+++ RECORDS FOR THE EXERCISE +++

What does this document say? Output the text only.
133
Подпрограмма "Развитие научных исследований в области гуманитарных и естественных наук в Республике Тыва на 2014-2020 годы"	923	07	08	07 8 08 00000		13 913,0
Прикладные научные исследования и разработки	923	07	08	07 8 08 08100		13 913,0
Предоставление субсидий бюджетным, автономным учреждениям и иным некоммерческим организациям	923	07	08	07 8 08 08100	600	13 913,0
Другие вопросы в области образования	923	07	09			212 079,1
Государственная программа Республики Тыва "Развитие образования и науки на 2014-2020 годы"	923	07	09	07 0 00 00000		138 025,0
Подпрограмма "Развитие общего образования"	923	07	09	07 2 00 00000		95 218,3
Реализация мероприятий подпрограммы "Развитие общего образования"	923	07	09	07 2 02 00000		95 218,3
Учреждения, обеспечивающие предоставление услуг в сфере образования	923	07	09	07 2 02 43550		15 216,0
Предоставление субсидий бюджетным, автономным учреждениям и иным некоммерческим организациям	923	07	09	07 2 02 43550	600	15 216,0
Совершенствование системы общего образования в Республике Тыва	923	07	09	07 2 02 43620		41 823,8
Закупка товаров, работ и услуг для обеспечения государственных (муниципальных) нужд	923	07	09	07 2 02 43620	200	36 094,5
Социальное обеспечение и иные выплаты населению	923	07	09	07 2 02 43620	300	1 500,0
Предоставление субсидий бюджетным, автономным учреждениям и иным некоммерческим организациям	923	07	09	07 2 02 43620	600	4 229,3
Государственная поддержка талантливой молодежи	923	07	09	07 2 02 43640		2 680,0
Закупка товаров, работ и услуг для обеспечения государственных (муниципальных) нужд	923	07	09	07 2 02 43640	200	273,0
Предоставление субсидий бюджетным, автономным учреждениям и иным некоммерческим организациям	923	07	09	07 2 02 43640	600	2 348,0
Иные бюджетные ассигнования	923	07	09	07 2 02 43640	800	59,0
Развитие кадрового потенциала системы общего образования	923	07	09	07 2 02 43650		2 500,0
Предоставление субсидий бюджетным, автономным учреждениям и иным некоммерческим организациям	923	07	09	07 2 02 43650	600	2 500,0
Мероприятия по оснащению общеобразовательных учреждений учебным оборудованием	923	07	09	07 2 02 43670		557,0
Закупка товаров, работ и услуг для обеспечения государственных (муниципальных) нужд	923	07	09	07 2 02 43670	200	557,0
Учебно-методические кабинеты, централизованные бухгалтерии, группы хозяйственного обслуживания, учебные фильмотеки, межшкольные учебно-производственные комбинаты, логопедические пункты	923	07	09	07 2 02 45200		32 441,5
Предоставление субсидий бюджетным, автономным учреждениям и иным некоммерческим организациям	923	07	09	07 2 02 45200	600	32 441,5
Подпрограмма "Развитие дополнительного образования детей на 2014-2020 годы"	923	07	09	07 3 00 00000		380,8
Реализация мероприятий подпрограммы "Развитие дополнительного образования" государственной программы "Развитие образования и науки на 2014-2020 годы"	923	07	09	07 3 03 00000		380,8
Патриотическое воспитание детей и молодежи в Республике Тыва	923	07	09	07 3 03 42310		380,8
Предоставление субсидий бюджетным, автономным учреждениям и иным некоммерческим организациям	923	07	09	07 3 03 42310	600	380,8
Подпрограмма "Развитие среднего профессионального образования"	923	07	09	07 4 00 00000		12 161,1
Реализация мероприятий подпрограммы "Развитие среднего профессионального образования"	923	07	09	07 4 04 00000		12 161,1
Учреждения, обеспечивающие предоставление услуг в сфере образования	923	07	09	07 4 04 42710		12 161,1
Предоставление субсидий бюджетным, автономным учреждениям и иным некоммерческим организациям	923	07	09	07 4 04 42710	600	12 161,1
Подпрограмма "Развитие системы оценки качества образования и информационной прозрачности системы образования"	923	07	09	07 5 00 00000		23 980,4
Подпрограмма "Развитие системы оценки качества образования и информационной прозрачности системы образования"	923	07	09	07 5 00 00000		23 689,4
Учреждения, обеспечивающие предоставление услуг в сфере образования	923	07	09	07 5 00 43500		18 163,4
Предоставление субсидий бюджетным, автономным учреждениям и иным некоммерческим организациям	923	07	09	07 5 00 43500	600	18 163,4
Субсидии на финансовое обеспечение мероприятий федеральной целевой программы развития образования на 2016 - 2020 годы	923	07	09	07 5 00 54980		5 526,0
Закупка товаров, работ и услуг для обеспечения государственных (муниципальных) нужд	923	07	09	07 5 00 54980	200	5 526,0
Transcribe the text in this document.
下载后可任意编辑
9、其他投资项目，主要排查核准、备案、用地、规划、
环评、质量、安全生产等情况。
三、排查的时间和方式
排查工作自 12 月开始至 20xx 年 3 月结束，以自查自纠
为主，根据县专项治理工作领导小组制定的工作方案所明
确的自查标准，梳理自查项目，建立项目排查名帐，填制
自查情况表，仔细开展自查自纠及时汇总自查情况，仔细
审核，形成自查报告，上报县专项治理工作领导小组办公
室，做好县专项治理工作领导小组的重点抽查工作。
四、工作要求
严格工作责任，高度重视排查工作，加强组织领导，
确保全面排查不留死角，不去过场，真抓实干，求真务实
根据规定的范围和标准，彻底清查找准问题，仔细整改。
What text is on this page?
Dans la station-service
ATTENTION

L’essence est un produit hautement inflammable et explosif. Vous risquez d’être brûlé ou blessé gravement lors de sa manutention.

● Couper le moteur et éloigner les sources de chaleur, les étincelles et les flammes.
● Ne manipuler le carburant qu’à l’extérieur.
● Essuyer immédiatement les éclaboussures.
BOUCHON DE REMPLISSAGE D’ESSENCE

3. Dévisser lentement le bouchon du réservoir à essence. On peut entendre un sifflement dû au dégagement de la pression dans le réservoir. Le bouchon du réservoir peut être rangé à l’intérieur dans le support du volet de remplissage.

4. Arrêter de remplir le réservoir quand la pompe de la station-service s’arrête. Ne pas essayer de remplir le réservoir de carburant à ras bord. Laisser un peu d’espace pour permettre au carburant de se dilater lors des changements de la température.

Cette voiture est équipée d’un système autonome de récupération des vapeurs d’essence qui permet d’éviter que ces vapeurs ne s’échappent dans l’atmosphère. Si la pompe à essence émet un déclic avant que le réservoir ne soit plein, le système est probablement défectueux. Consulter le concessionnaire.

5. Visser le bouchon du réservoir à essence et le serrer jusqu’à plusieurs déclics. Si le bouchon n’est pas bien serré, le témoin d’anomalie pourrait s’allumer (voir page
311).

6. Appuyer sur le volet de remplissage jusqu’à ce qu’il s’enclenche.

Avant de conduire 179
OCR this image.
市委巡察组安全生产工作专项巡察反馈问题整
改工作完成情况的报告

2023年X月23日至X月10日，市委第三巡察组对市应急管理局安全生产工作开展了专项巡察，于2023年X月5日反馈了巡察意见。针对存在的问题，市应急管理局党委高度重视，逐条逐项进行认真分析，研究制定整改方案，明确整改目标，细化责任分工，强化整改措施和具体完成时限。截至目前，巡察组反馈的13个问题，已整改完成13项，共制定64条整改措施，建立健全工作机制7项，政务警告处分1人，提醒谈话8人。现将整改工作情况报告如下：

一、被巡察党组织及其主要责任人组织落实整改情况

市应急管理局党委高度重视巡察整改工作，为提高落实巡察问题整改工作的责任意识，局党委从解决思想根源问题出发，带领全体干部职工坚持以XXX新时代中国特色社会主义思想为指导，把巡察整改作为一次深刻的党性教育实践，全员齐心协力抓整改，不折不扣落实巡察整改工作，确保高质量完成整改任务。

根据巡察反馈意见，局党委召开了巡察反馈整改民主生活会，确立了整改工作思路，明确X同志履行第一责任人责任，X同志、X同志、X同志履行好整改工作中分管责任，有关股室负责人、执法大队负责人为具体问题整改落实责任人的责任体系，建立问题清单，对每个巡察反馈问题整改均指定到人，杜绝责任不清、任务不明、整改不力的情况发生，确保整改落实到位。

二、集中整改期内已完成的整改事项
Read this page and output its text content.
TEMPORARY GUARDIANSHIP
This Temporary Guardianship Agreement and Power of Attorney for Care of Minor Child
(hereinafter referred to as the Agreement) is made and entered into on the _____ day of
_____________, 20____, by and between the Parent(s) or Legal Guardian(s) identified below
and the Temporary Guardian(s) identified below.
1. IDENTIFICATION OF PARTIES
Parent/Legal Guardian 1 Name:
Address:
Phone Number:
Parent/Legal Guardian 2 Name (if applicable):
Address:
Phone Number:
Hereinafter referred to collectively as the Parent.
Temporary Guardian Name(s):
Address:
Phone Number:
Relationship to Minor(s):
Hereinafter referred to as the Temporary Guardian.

+++

WORK TO BE COMPLETED:
Each line in the listing above that contains "среднего" should be copied.

EXPECTED ANSWER:
Подпрограмма "Развитие среднего профессионального образования"	923	07	09	07 4 00 00000		12 161,1
Реализация мероприятий подпрограммы "Развитие среднего профессионального образования"	923	07	09	07 4 04 00000		12 161,1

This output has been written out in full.